Work to complete:
Only lines with the string "identical" matter here; gather them from the material below.

:: Record set

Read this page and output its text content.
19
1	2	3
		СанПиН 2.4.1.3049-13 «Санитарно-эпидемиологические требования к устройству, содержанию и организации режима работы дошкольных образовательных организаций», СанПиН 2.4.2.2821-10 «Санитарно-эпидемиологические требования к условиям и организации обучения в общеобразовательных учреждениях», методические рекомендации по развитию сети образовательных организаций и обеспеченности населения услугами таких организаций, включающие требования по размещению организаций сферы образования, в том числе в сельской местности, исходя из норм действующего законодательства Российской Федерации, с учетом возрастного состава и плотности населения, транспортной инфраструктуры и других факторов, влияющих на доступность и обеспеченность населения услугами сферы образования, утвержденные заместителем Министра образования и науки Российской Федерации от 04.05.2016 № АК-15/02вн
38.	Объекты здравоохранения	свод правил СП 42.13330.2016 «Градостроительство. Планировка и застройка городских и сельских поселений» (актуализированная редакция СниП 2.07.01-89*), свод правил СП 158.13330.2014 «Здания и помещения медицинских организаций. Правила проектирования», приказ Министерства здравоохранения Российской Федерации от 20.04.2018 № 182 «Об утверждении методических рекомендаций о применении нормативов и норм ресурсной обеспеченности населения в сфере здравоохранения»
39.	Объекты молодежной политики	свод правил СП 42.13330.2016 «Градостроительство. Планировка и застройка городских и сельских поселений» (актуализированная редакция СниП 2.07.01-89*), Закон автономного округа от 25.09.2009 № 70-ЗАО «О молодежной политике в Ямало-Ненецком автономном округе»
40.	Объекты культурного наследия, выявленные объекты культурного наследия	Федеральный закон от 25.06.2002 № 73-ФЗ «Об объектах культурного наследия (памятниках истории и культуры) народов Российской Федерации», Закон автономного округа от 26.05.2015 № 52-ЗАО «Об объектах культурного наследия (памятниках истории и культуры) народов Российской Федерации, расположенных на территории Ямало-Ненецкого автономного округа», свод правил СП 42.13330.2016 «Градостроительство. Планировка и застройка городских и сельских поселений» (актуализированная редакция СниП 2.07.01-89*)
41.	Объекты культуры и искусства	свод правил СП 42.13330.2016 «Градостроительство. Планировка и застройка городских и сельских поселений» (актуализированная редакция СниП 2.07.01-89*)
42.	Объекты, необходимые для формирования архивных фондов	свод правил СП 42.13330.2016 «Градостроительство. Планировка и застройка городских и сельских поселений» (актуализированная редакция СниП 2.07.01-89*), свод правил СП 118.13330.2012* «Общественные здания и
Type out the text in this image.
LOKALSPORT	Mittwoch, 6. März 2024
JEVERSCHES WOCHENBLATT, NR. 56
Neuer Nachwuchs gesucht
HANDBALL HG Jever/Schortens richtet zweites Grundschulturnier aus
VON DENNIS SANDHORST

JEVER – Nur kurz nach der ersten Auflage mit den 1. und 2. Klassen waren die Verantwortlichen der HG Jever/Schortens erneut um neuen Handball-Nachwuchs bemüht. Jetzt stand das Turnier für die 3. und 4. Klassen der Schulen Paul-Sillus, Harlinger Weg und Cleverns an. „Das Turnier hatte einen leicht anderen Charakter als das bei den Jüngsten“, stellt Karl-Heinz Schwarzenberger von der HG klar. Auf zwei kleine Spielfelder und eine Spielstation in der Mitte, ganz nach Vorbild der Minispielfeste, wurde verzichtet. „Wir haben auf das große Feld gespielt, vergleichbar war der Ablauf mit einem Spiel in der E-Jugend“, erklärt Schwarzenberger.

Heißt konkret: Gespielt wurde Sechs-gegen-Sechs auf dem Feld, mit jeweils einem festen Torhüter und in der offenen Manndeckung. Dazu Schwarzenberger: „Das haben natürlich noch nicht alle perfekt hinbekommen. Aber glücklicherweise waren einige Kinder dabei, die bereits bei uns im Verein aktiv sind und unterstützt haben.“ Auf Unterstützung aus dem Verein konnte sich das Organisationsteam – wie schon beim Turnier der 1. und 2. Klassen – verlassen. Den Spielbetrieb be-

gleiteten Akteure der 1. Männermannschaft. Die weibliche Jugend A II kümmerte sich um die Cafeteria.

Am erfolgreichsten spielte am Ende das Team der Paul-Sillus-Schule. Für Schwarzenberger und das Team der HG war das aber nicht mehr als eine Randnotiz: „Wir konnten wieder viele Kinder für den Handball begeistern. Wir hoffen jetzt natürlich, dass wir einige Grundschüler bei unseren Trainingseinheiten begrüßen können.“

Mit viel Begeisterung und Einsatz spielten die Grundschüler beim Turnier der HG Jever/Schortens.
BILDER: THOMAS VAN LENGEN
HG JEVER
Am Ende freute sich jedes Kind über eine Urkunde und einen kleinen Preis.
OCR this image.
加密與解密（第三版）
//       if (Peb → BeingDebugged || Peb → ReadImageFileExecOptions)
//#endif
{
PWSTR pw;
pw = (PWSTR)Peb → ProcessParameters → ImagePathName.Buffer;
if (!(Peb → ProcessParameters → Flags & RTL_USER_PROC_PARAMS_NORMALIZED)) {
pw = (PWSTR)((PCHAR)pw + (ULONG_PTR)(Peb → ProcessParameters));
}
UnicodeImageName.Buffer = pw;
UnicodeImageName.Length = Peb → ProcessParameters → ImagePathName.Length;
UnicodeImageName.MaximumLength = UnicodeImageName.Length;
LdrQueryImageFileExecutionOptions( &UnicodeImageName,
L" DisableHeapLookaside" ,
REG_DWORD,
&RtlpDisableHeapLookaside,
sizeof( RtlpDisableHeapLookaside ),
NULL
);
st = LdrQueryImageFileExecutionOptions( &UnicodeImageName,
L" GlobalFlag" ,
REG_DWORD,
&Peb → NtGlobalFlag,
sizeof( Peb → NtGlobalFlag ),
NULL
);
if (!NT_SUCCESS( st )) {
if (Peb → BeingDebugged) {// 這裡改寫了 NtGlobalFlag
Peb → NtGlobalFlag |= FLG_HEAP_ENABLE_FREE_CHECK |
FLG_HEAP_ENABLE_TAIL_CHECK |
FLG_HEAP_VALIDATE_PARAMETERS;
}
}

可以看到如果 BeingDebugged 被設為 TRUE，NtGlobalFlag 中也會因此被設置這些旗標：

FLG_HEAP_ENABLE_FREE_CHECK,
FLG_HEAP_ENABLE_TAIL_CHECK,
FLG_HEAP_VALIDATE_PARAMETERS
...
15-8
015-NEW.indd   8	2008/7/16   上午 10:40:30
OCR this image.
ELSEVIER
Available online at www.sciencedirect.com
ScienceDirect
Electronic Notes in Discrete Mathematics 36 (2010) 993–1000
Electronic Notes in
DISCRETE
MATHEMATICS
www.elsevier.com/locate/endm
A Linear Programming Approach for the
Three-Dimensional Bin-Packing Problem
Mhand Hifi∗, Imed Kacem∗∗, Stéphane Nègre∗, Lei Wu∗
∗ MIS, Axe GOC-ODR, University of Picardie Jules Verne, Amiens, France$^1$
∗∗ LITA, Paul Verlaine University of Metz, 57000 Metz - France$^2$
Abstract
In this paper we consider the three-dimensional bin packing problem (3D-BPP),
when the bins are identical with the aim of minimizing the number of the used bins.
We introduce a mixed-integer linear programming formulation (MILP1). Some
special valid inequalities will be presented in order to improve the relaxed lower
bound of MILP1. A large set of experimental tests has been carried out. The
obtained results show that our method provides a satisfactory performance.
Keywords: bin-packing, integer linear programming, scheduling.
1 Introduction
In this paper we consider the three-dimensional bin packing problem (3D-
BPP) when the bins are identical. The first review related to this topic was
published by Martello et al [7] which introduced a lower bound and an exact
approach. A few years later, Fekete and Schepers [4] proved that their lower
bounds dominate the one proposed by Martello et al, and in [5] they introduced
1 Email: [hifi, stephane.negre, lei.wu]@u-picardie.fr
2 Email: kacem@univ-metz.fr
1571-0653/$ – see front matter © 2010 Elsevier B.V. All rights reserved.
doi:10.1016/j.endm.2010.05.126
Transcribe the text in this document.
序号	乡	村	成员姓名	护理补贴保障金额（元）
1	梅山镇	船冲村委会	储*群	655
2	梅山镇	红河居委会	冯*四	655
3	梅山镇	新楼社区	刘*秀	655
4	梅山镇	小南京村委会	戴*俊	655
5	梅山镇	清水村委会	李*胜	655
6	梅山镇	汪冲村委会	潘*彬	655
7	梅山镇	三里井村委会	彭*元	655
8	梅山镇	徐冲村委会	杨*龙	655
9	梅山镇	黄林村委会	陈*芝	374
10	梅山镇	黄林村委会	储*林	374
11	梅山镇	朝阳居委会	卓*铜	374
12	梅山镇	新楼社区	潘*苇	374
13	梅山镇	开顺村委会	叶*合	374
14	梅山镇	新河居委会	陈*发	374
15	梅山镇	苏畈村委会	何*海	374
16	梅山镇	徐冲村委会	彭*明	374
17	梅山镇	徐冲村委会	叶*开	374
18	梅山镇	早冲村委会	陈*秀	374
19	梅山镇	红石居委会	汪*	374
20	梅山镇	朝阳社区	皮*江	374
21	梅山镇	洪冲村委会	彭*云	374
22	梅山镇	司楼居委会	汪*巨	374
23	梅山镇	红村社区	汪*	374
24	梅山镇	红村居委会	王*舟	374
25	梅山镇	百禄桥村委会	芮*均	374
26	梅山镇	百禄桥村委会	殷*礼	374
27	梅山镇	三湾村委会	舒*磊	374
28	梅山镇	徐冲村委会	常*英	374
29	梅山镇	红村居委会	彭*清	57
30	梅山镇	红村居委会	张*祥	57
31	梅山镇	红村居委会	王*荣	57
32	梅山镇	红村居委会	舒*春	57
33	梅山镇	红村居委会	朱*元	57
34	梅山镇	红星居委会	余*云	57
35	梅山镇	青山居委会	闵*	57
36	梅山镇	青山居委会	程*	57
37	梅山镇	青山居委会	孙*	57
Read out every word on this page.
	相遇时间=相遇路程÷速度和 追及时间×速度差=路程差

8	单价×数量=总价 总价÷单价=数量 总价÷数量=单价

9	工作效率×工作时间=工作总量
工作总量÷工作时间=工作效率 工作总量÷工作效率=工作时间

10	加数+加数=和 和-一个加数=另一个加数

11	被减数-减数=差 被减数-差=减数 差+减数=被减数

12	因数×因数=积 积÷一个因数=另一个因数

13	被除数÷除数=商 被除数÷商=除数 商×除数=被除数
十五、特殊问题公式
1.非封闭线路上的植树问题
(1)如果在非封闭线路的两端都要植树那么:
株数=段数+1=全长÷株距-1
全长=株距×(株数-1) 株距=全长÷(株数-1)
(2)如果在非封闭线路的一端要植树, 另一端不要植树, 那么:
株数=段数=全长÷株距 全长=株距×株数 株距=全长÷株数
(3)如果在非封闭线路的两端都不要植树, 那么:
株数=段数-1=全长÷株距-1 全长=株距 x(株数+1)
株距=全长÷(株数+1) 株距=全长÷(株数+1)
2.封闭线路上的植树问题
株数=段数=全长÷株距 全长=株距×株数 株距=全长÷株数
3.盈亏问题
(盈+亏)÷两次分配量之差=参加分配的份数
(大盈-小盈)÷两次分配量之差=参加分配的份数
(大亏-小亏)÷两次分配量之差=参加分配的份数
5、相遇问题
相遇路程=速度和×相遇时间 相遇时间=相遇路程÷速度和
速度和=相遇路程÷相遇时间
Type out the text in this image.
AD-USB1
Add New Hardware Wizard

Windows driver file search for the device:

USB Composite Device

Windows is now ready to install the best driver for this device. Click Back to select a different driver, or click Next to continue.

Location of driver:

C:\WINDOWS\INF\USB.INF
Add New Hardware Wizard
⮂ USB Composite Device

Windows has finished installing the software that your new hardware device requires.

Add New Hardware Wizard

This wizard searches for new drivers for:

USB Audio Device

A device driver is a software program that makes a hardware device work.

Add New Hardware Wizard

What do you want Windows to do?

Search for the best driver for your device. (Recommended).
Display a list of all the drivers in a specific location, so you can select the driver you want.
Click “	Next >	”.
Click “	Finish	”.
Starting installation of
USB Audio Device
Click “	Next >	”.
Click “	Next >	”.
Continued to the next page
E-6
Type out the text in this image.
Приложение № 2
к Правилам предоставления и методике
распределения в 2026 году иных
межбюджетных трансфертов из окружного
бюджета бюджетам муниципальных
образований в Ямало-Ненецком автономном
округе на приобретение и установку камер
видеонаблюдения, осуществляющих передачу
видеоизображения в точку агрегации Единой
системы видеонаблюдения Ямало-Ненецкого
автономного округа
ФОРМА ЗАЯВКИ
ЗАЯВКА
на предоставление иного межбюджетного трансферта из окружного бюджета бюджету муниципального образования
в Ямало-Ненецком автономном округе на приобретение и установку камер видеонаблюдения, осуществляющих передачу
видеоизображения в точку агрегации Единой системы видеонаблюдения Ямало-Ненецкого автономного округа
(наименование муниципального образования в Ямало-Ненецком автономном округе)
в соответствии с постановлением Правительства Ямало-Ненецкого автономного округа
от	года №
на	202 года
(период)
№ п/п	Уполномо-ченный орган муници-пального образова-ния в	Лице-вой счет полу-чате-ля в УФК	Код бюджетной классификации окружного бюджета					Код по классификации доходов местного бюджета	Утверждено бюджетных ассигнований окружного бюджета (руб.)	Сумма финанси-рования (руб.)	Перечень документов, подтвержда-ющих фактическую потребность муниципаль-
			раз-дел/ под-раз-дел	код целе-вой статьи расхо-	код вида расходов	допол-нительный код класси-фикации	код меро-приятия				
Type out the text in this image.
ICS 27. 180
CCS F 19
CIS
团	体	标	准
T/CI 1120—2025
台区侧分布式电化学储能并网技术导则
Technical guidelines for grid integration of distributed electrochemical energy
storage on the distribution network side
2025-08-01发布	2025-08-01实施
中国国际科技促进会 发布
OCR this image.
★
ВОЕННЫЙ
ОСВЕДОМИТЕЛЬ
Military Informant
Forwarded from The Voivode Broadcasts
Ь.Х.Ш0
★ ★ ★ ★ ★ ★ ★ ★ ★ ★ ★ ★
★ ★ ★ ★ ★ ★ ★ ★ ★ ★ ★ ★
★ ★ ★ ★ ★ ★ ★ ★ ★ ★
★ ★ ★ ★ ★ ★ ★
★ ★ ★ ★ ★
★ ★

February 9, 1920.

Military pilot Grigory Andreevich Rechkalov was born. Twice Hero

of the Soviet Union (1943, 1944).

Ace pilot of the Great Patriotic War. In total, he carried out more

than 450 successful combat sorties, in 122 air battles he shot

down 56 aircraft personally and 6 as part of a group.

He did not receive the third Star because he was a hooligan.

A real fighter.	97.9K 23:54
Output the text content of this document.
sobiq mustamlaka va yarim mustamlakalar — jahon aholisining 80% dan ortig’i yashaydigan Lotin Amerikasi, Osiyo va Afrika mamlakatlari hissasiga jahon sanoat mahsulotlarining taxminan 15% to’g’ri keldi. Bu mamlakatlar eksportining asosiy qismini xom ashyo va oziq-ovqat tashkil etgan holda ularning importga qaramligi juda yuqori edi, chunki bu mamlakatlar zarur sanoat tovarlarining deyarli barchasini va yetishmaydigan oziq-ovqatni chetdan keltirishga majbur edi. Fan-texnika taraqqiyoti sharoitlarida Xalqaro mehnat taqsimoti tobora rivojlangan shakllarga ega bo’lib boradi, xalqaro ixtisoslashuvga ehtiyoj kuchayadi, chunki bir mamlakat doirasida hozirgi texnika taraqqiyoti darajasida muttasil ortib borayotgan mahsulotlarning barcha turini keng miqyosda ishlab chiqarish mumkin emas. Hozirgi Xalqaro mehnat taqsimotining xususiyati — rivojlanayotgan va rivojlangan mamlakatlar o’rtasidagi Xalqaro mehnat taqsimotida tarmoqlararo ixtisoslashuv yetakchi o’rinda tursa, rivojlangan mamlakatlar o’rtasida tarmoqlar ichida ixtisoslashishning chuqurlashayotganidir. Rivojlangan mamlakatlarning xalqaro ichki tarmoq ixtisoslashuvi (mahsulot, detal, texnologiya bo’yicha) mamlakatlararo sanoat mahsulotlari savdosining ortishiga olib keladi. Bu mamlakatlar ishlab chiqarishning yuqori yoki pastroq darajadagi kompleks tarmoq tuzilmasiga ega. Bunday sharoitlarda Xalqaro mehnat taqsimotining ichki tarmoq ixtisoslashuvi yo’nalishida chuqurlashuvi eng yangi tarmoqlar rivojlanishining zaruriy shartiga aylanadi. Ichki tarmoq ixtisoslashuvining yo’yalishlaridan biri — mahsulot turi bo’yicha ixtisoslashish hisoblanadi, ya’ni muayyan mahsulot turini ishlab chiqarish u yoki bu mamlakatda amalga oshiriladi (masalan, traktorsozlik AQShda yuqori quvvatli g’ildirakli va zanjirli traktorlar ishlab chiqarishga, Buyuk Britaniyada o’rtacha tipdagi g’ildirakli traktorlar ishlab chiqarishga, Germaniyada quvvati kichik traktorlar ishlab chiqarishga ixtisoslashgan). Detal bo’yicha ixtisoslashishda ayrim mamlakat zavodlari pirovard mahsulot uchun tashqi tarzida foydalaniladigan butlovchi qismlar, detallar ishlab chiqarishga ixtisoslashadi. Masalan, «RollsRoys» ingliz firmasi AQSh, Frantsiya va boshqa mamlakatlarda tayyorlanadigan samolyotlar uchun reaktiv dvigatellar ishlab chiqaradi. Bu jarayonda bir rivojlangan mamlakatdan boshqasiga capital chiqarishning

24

::::

Exercise result:
when the bins are identical with the aim of minimizing the number of the used bins.
BPP) when the bins are identical. The first review related to this topic was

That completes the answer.